State the number of lines below in which the word "text" appears. Nothing else belongs in the answer.
>> begin Data for this task
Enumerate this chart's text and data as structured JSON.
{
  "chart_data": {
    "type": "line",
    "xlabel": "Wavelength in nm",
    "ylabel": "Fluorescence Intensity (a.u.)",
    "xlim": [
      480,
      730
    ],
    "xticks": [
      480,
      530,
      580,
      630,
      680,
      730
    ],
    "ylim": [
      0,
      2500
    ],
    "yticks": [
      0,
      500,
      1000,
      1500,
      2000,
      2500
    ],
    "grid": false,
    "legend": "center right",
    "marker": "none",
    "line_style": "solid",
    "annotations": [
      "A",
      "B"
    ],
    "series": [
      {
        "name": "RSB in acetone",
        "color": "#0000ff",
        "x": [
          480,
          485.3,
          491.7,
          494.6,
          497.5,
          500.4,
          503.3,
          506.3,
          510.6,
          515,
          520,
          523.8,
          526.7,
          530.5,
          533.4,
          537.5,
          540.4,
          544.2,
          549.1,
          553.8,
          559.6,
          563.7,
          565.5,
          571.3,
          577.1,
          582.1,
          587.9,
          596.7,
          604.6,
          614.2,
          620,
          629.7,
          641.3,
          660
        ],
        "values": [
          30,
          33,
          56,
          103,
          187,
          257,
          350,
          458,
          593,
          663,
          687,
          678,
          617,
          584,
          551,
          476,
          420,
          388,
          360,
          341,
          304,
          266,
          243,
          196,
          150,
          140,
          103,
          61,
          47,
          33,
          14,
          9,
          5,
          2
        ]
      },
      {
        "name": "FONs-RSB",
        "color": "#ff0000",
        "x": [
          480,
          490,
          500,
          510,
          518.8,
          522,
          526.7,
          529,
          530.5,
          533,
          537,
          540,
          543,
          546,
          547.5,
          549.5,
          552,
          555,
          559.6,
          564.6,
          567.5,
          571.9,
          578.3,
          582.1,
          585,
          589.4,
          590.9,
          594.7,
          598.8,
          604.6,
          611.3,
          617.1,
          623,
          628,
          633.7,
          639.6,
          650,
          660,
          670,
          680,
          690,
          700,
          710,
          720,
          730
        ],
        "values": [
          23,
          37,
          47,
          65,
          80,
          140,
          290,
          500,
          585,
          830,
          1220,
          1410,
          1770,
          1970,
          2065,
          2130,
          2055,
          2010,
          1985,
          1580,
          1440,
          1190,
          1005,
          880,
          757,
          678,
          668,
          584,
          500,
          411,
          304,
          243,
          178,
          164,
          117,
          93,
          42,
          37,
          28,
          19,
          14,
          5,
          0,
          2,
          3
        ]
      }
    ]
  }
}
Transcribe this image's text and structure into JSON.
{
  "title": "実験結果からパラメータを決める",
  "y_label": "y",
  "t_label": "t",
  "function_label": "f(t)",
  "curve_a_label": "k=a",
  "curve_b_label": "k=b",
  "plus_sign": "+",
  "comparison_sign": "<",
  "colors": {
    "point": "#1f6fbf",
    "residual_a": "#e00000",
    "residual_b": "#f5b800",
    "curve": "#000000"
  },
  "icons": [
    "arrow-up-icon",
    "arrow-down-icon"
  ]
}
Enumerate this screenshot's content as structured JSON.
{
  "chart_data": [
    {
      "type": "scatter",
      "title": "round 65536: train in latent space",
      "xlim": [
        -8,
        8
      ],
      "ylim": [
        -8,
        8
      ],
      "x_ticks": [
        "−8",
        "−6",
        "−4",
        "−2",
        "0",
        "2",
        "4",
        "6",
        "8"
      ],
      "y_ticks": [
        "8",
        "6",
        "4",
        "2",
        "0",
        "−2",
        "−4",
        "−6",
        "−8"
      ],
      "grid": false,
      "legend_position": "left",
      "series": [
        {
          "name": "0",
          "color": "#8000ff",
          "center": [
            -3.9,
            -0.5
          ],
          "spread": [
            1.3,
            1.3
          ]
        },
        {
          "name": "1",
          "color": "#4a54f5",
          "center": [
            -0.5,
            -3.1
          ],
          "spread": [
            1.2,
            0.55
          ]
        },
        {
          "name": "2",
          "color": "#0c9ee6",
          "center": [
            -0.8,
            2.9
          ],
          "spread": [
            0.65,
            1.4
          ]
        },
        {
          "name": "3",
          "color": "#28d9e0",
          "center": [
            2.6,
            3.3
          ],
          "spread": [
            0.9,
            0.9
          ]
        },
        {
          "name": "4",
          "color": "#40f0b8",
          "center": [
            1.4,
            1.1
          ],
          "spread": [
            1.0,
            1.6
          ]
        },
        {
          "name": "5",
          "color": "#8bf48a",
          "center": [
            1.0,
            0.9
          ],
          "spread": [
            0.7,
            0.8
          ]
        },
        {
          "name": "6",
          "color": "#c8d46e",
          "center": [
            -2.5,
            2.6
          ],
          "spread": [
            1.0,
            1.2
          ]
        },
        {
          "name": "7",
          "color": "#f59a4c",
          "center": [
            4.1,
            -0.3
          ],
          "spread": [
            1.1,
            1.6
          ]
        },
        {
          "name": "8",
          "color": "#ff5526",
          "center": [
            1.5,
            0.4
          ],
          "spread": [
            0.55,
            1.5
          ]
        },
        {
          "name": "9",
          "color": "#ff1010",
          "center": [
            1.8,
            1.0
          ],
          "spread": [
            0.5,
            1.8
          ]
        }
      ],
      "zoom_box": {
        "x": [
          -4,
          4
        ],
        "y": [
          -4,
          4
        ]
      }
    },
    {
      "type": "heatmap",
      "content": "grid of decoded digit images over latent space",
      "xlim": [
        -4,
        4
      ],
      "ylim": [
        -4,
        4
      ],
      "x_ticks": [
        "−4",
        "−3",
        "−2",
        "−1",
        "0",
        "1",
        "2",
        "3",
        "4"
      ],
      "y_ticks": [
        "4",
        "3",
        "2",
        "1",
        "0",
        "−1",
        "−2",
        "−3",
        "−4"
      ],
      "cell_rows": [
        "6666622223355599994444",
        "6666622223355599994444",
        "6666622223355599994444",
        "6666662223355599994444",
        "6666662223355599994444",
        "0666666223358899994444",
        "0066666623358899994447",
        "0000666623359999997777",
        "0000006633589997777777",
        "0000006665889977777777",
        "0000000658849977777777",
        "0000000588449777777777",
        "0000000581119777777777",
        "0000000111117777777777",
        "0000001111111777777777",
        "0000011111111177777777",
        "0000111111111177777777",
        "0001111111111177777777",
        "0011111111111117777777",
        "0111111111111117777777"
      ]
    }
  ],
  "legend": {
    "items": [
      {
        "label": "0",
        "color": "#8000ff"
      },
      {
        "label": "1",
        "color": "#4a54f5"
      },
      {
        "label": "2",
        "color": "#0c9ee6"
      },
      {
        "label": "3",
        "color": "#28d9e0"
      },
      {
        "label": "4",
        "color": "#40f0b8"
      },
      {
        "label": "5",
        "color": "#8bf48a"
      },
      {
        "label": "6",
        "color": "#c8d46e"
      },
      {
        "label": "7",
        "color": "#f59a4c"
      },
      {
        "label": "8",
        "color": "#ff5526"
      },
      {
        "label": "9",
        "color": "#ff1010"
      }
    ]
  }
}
>> end Data for this task
§ **Expected answer**
2